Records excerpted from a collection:
'''
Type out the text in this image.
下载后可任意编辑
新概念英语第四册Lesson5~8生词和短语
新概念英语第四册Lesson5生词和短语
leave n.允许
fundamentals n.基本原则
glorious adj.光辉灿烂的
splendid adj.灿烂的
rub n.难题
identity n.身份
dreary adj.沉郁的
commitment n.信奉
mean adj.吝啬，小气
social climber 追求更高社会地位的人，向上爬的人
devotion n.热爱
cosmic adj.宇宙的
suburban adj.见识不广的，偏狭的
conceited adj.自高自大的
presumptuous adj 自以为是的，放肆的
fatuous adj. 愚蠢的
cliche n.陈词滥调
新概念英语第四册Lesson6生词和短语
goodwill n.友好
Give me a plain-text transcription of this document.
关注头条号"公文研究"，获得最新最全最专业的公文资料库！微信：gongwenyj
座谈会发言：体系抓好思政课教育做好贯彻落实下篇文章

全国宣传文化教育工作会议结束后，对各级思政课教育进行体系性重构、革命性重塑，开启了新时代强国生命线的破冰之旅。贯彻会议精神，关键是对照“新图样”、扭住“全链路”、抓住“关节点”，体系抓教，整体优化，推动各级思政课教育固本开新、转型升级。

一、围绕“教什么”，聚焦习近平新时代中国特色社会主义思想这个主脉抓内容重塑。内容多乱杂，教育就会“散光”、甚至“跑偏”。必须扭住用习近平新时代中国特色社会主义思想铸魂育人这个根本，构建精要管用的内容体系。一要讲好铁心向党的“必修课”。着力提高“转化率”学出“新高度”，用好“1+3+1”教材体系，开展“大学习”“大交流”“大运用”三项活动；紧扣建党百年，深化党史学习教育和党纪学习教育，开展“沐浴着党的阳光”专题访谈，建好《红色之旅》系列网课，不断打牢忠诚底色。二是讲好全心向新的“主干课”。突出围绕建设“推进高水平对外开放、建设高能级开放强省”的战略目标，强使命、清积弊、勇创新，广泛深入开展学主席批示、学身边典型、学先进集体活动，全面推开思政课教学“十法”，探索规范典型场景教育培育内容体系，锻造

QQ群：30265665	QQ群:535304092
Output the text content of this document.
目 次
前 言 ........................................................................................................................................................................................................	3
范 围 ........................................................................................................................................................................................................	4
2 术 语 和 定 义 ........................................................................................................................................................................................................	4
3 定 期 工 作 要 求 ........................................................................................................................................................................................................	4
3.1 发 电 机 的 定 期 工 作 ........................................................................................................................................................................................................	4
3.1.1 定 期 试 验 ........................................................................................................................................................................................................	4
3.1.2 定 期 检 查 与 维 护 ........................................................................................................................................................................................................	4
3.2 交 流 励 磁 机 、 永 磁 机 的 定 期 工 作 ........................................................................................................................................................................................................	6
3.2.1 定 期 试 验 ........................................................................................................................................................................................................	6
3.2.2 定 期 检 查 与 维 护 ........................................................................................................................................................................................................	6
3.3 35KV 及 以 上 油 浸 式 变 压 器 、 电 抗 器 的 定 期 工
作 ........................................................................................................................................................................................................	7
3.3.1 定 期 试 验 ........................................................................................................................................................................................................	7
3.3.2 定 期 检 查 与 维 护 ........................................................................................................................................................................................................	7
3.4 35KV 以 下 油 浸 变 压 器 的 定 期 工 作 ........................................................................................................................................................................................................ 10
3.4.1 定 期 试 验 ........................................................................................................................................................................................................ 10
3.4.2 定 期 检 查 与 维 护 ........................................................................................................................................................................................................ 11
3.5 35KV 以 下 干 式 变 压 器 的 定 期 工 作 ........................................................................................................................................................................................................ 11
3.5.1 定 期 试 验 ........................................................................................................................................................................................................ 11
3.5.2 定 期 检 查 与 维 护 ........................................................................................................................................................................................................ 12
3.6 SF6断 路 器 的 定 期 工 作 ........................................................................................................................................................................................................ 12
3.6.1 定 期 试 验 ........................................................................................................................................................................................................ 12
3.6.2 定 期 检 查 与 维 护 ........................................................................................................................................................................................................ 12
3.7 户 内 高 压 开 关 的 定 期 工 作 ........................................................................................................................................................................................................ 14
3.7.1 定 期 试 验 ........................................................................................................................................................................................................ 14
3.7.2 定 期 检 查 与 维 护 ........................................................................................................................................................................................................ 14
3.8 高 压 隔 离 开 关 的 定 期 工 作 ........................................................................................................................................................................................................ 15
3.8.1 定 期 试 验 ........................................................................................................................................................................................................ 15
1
'''
Exercise -> Give a word-for-word copy of the records.

Task output ->
Type out the text in this image.
下载后可任意编辑
新概念英语第四册Lesson5~8生词和短语
新概念英语第四册Lesson5生词和短语
leave n.允许
fundamentals n.基本原则
glorious adj.光辉灿烂的
splendid adj.灿烂的
rub n.难题
identity n.身份
dreary adj.沉郁的
commitment n.信奉
mean adj.吝啬，小气
social climber 追求更高社会地位的人，向上爬的人
devotion n.热爱
cosmic adj.宇宙的
suburban adj.见识不广的，偏狭的
conceited adj.自高自大的
presumptuous adj 自以为是的，放肆的
fatuous adj. 愚蠢的
cliche n.陈词滥调
新概念英语第四册Lesson6生词和短语
goodwill n.友好
Give me a plain-text transcription of this document.
关注头条号"公文研究"，获得最新最全最专业的公文资料库！微信：gongwenyj
座谈会发言：体系抓好思政课教育做好贯彻落实下篇文章

全国宣传文化教育工作会议结束后，对各级思政课教育进行体系性重构、革命性重塑，开启了新时代强国生命线的破冰之旅。贯彻会议精神，关键是对照“新图样”、扭住“全链路”、抓住“关节点”，体系抓教，整体优化，推动各级思政课教育固本开新、转型升级。

一、围绕“教什么”，聚焦习近平新时代中国特色社会主义思想这个主脉抓内容重塑。内容多乱杂，教育就会“散光”、甚至“跑偏”。必须扭住用习近平新时代中国特色社会主义思想铸魂育人这个根本，构建精要管用的内容体系。一要讲好铁心向党的“必修课”。着力提高“转化率”学出“新高度”，用好“1+3+1”教材体系，开展“大学习”“大交流”“大运用”三项活动；紧扣建党百年，深化党史学习教育和党纪学习教育，开展“沐浴着党的阳光”专题访谈，建好《红色之旅》系列网课，不断打牢忠诚底色。二是讲好全心向新的“主干课”。突出围绕建设“推进高水平对外开放、建设高能级开放强省”的战略目标，强使命、清积弊、勇创新，广泛深入开展学主席批示、学身边典型、学先进集体活动，全面推开思政课教学“十法”，探索规范典型场景教育培育内容体系，锻造

QQ群：30265665	QQ群:535304092
Output the text content of this document.
目 次
前 言 ........................................................................................................................................................................................................	3
范 围 ........................................................................................................................................................................................................	4
2 术 语 和 定 义 ........................................................................................................................................................................................................	4
3 定 期 工 作 要 求 ........................................................................................................................................................................................................	4
3.1 发 电 机 的 定 期 工 作 ........................................................................................................................................................................................................	4
3.1.1 定 期 试 验 ........................................................................................................................................................................................................	4
3.1.2 定 期 检 查 与 维 护 ........................................................................................................................................................................................................	4
3.2 交 流 励 磁 机 、 永 磁 机 的 定 期 工 作 ........................................................................................................................................................................................................	6
3.2.1 定 期 试 验 ........................................................................................................................................................................................................	6
3.2.2 定 期 检 查 与 维 护 ........................................................................................................................................................................................................	6
3.3 35KV 及 以 上 油 浸 式 变 压 器 、 电 抗 器 的 定 期 工
作 ........................................................................................................................................................................................................	7
3.3.1 定 期 试 验 ........................................................................................................................................................................................................	7
3.3.2 定 期 检 查 与 维 护 ........................................................................................................................................................................................................	7
3.4 35KV 以 下 油 浸 变 压 器 的 定 期 工 作 ........................................................................................................................................................................................................ 10
3.4.1 定 期 试 验 ........................................................................................................................................................................................................ 10
3.4.2 定 期 检 查 与 维 护 ........................................................................................................................................................................................................ 11
3.5 35KV 以 下 干 式 变 压 器 的 定 期 工 作 ........................................................................................................................................................................................................ 11
3.5.1 定 期 试 验 ........................................................................................................................................................................................................ 11
3.5.2 定 期 检 查 与 维 护 ........................................................................................................................................................................................................ 12
3.6 SF6断 路 器 的 定 期 工 作 ........................................................................................................................................................................................................ 12
3.6.1 定 期 试 验 ........................................................................................................................................................................................................ 12
3.6.2 定 期 检 查 与 维 护 ........................................................................................................................................................................................................ 12
3.7 户 内 高 压 开 关 的 定 期 工 作 ........................................................................................................................................................................................................ 14
3.7.1 定 期 试 验 ........................................................................................................................................................................................................ 14
3.7.2 定 期 检 查 与 维 护 ........................................................................................................................................................................................................ 14
3.8 高 压 隔 离 开 关 的 定 期 工 作 ........................................................................................................................................................................................................ 15
3.8.1 定 期 试 验 ........................................................................................................................................................................................................ 15
1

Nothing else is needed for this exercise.